### THE EXERCISE
Keep only the lines where "MoOx" appears.

### RECORDS SHOWN
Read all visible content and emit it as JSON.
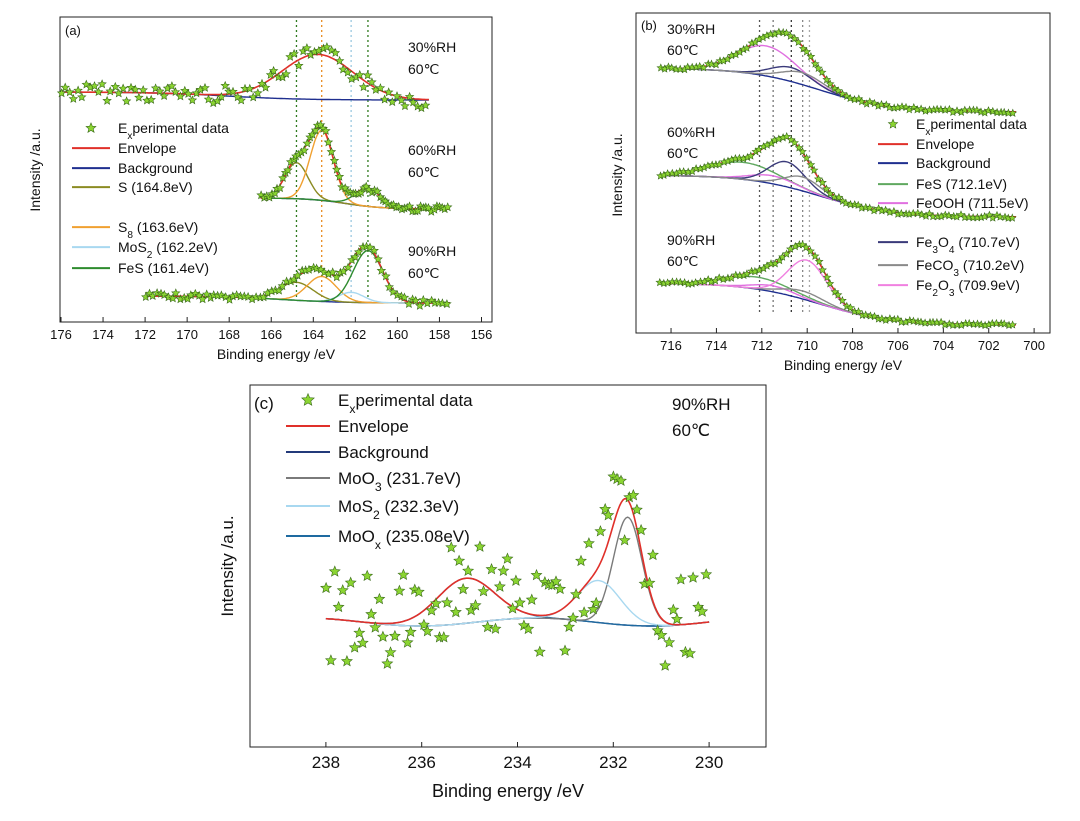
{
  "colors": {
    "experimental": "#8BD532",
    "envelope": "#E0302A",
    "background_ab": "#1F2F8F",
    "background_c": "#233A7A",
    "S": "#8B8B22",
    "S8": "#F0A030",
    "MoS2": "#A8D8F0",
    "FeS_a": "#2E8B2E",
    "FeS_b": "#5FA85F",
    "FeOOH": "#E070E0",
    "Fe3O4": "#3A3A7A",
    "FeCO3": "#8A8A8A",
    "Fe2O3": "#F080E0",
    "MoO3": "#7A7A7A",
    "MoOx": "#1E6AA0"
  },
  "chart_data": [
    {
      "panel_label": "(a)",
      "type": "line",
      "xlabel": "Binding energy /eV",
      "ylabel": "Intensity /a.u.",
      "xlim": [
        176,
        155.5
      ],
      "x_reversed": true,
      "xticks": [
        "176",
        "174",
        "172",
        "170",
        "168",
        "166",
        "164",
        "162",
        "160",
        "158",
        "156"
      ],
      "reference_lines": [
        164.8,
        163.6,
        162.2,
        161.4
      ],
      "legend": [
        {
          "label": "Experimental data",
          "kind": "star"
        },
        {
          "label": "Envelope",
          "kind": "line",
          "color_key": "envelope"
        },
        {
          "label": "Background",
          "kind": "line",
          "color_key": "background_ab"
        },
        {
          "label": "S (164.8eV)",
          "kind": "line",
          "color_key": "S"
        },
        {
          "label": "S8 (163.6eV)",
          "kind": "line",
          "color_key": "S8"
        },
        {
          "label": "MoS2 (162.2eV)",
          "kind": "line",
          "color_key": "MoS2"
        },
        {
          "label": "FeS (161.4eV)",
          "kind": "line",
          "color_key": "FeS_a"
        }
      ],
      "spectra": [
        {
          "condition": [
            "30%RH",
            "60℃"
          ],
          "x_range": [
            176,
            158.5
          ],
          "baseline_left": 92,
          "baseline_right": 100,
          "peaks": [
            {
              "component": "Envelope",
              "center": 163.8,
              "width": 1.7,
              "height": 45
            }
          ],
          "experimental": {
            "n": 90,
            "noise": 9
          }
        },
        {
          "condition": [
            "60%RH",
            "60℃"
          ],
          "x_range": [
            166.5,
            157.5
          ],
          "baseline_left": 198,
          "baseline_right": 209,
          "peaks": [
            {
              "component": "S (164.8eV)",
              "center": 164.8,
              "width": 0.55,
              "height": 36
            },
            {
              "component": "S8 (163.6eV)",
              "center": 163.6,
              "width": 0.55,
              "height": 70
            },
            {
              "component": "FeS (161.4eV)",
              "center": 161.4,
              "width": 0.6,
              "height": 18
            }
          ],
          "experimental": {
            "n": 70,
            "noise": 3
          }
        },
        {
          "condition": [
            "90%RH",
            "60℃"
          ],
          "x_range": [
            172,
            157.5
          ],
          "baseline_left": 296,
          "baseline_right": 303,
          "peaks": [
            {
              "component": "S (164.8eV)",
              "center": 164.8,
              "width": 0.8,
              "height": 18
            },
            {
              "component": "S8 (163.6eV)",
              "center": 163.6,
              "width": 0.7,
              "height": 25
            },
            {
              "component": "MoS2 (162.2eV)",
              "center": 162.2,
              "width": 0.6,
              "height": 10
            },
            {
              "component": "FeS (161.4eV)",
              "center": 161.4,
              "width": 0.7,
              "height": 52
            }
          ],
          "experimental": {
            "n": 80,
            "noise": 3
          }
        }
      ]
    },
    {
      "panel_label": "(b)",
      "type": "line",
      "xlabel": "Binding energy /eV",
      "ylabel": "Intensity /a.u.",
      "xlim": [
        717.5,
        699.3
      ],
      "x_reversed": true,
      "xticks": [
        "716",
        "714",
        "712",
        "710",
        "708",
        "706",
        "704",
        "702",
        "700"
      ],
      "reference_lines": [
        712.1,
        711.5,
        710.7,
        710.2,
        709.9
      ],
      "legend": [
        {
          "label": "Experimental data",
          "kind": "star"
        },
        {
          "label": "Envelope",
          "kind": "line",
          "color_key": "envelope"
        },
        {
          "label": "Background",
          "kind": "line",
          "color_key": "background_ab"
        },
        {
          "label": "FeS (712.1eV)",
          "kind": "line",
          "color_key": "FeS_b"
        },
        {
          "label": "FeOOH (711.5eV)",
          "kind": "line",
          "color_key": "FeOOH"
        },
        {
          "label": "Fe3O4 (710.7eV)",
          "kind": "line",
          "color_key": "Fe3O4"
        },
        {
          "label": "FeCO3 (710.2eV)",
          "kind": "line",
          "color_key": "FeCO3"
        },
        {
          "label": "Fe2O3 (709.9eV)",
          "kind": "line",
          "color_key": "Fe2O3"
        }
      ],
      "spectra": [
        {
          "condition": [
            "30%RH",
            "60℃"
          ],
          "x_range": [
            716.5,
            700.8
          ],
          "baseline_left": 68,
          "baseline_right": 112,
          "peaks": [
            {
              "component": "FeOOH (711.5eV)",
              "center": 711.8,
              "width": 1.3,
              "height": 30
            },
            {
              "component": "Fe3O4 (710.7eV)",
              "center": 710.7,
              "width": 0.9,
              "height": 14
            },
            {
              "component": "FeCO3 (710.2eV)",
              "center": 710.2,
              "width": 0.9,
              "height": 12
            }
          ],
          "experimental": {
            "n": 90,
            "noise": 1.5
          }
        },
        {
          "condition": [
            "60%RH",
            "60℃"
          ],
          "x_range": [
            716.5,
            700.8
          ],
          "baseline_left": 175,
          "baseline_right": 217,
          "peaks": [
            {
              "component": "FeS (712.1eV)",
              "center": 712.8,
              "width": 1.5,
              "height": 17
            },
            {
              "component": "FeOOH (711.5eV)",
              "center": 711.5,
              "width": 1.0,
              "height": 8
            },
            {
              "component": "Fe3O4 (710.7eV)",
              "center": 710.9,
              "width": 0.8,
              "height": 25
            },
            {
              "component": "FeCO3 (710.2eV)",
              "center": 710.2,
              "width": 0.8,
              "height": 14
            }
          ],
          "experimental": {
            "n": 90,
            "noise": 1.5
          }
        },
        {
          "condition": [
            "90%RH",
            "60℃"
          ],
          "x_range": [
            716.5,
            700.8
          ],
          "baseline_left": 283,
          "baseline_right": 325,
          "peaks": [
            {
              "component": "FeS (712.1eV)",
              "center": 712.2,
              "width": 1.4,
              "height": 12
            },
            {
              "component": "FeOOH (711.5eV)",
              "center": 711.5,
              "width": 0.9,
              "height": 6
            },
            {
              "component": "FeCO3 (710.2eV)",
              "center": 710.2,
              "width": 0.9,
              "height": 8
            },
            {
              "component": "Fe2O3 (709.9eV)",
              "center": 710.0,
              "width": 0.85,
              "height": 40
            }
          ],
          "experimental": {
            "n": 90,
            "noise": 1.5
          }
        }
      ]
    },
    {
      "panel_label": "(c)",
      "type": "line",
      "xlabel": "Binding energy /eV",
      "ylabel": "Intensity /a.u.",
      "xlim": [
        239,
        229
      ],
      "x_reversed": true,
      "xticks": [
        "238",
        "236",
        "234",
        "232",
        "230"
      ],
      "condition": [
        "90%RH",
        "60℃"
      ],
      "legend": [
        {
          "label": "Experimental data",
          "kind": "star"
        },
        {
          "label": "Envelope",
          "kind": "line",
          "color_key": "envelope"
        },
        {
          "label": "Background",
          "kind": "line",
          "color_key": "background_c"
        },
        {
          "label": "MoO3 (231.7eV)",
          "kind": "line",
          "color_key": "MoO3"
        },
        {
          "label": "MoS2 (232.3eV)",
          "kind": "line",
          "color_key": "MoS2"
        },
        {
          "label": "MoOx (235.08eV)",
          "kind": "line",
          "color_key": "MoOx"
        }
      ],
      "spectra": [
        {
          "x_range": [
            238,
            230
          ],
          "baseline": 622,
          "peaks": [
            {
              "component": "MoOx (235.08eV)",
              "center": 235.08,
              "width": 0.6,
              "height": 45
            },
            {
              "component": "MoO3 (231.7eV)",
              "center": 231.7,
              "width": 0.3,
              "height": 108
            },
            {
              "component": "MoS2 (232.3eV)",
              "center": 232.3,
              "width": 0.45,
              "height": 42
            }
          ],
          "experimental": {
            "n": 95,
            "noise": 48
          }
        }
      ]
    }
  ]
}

==

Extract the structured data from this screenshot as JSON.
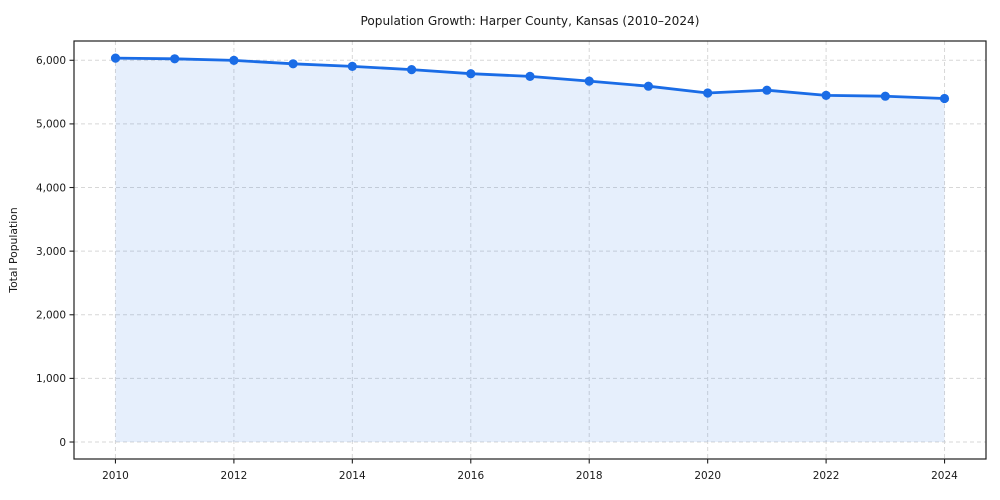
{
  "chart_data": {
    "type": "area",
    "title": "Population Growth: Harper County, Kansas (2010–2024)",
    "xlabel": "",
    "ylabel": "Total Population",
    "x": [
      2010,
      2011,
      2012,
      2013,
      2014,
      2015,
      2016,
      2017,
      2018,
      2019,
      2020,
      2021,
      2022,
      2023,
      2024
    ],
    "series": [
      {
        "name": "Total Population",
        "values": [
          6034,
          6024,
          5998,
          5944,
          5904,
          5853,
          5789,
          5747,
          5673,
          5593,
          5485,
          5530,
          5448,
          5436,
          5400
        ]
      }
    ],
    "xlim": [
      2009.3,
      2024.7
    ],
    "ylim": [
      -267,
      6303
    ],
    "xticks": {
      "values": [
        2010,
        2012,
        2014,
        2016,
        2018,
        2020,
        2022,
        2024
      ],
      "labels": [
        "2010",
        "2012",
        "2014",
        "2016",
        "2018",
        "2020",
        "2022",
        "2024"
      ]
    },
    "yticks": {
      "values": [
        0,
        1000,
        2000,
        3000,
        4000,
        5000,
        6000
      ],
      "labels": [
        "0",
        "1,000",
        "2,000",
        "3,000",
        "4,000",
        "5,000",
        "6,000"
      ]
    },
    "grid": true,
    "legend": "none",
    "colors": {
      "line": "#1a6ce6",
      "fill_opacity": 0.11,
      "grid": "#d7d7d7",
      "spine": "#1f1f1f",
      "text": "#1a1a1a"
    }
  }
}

* * *

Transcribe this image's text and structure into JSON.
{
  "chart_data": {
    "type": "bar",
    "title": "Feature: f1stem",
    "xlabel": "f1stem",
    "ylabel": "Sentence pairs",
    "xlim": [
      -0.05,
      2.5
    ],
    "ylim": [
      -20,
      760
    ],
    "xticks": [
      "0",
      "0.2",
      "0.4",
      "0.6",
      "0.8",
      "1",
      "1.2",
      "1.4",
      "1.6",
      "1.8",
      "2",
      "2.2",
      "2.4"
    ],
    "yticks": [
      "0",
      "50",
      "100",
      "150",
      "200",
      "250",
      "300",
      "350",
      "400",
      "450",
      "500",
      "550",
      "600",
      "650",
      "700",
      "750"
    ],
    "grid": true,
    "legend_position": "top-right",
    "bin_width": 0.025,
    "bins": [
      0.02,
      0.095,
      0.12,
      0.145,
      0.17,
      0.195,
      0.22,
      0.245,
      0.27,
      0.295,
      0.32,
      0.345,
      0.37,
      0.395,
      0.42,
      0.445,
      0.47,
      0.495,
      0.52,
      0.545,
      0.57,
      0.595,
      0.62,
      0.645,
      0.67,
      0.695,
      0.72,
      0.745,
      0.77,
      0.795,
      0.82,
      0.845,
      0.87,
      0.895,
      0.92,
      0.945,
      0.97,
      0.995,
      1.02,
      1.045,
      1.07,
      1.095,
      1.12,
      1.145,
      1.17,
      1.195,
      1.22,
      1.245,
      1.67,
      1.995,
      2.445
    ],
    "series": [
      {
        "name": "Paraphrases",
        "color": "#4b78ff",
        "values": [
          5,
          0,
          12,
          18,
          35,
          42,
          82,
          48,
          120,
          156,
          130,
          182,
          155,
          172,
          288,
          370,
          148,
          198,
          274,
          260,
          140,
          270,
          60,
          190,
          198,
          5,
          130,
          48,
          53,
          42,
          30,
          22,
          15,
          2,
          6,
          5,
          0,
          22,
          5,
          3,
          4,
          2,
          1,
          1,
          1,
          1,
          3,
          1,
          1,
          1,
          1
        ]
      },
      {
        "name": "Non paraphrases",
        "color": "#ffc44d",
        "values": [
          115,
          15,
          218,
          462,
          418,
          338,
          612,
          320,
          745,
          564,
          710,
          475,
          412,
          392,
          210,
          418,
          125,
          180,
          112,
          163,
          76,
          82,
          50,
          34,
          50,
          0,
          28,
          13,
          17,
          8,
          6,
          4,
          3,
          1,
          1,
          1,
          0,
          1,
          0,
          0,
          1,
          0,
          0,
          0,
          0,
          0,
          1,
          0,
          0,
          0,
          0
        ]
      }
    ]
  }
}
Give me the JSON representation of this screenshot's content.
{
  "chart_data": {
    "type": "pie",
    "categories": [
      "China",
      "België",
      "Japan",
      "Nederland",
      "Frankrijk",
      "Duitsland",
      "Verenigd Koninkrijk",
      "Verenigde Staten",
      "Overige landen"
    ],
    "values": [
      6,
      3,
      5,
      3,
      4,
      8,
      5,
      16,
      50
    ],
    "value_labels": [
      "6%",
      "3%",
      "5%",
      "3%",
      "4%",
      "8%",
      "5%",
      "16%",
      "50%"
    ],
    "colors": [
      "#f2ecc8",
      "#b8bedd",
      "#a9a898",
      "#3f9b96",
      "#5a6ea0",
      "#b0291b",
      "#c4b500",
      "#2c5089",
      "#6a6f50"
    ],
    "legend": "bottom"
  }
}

### PROBLEM SOLUTION
    "MoOx": "#1E6AA0"
          "label": "MoOx (235.08eV)",
          "color_key": "MoOx"
              "component": "MoOx (235.08eV)",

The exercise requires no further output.